* **Problems to work on**:
**A)** Shorten the paragraph of the ClickHouse benchmark text that begins "Speed improvements are also tested," keeping its main facts.
**B)** Carry the ClickHouse benchmark text forward from its final line.

··· Passage

1 row in set. Elapsed: 0.330 sec. Processed 102.00 million rows, 816.00 MB (309.09 million rows/s., 2.47 GB/s.)
Peak memory usage: 284.96 MiB.

0.330 seconds is approximately 36.66% faster than 0.521 seconds.

Speed improvements are also tested on the same machine using the TPC-H dataset with a scaling factor of 100. The tables, modeling a wholesale supplier’s data warehouse, were created and loaded following the official documentation.

A typical query joins the lineitem and orders tables using ClickHouse 24.12. The hot run results are shown below, where the hot run is the fastest of three consecutive runs:


1SELECT
2    count(),
3    version()

······
··· Extracted information

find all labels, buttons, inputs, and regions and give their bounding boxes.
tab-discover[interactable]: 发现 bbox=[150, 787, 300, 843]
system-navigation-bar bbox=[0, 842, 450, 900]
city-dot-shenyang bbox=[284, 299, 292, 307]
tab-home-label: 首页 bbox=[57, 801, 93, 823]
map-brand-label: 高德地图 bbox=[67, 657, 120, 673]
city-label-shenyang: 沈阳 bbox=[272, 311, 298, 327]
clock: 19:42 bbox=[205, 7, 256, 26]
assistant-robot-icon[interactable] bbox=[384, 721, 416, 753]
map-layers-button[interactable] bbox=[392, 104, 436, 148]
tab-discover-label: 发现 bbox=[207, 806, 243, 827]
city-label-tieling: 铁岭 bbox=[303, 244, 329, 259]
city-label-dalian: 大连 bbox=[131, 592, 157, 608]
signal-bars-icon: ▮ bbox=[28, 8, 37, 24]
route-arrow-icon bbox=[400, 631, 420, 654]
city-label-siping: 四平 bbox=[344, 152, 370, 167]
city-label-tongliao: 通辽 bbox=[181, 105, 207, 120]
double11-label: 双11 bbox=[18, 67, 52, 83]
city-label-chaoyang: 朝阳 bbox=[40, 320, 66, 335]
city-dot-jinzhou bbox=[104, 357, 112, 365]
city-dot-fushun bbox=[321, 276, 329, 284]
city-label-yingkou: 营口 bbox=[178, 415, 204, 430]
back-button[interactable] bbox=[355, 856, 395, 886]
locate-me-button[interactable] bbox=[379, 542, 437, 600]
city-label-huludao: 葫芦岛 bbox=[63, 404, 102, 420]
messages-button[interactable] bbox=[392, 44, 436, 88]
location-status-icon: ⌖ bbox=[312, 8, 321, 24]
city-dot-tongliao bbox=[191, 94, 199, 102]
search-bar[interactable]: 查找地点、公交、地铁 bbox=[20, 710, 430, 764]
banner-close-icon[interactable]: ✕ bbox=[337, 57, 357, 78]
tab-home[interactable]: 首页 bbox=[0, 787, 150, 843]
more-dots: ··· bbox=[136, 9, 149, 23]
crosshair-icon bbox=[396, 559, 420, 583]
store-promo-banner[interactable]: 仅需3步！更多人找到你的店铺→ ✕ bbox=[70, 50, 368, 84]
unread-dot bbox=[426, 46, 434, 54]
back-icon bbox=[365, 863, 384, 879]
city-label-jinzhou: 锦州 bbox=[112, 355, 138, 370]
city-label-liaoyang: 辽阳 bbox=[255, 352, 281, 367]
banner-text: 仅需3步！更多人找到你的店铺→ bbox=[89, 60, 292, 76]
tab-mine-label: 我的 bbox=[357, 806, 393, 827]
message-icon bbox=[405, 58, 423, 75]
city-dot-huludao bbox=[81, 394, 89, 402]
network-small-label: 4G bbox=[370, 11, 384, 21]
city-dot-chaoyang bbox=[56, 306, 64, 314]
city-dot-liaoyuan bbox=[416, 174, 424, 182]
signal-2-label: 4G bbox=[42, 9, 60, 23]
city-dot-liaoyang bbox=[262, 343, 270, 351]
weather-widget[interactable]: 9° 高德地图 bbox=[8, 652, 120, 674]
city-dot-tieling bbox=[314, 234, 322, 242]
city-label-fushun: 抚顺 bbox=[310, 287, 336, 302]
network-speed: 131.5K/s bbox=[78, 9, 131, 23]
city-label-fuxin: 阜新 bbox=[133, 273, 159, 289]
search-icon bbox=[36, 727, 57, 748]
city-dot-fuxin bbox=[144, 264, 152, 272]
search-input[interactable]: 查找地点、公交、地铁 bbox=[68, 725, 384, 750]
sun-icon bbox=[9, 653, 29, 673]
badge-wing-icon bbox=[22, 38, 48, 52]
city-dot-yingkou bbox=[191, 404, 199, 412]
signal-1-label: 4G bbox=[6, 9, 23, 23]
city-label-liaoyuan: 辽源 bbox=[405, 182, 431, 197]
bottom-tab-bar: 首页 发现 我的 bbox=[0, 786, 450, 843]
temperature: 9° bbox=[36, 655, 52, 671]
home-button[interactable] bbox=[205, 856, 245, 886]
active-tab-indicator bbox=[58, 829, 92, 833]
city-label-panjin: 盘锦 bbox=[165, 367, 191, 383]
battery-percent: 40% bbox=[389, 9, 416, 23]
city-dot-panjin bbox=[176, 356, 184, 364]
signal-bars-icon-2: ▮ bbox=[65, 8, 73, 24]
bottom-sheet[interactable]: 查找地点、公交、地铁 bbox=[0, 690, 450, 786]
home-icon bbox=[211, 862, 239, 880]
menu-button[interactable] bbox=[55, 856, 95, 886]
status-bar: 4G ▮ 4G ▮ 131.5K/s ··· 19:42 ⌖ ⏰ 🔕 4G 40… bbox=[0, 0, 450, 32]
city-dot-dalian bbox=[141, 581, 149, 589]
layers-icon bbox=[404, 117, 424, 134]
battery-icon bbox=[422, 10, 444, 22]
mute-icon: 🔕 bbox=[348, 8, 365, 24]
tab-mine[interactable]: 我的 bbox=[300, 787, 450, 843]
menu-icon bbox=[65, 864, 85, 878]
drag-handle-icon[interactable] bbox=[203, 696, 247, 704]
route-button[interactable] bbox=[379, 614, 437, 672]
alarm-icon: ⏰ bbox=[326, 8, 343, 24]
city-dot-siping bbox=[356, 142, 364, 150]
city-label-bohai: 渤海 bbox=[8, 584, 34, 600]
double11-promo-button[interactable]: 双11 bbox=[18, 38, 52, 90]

······

* **Task responses**:
**A)** The speed gains were also checked on the same machine with the TPC-H dataset at scaling factor 100. Its tables model a wholesale supplier's data warehouse and were created and loaded as the official documentation describes.

**B)**
4FROM lineitem AS li
5INNER JOIN orders AS o ON li.l_orderkey = o.o_orderkey
6SETTINGS join_algorithm = 'parallel_hash';

   ┌───count()─┬─version()──┐
1. │ 600037902 │ 24.12.1.27 │
   └───────────┴────────────┘

1 row in set. Elapsed: 3.100 sec. Processed 750.04 million rows, 3.00 GB (241.97 million rows/s., 967.89 MB/s.)
Peak memory usage: 16.79 GiB.

Now on ClickHouse version 25.1:


1SELECT
2    count(),
3    version()
4FROM lineitem AS li
5INNER JOIN orders AS o ON li.l_orderkey = o.o_orderkey
6SETTINGS join_algorithm = 'parallel_hash';

   ┌───count()─┬─version()─┐
1. │ 600037902 │ 25.1.3.23 │
   └───────────┴───────────┘

1 row in set. Elapsed: 2.112 sec. Processed 750.04 million rows, 3.00 GB (355.15 million rows/s., 1.42 GB/s.)
Peak memory usage: 16.19 GiB.

2.112 seconds is approximately 31.87% faster than 3.100 seconds.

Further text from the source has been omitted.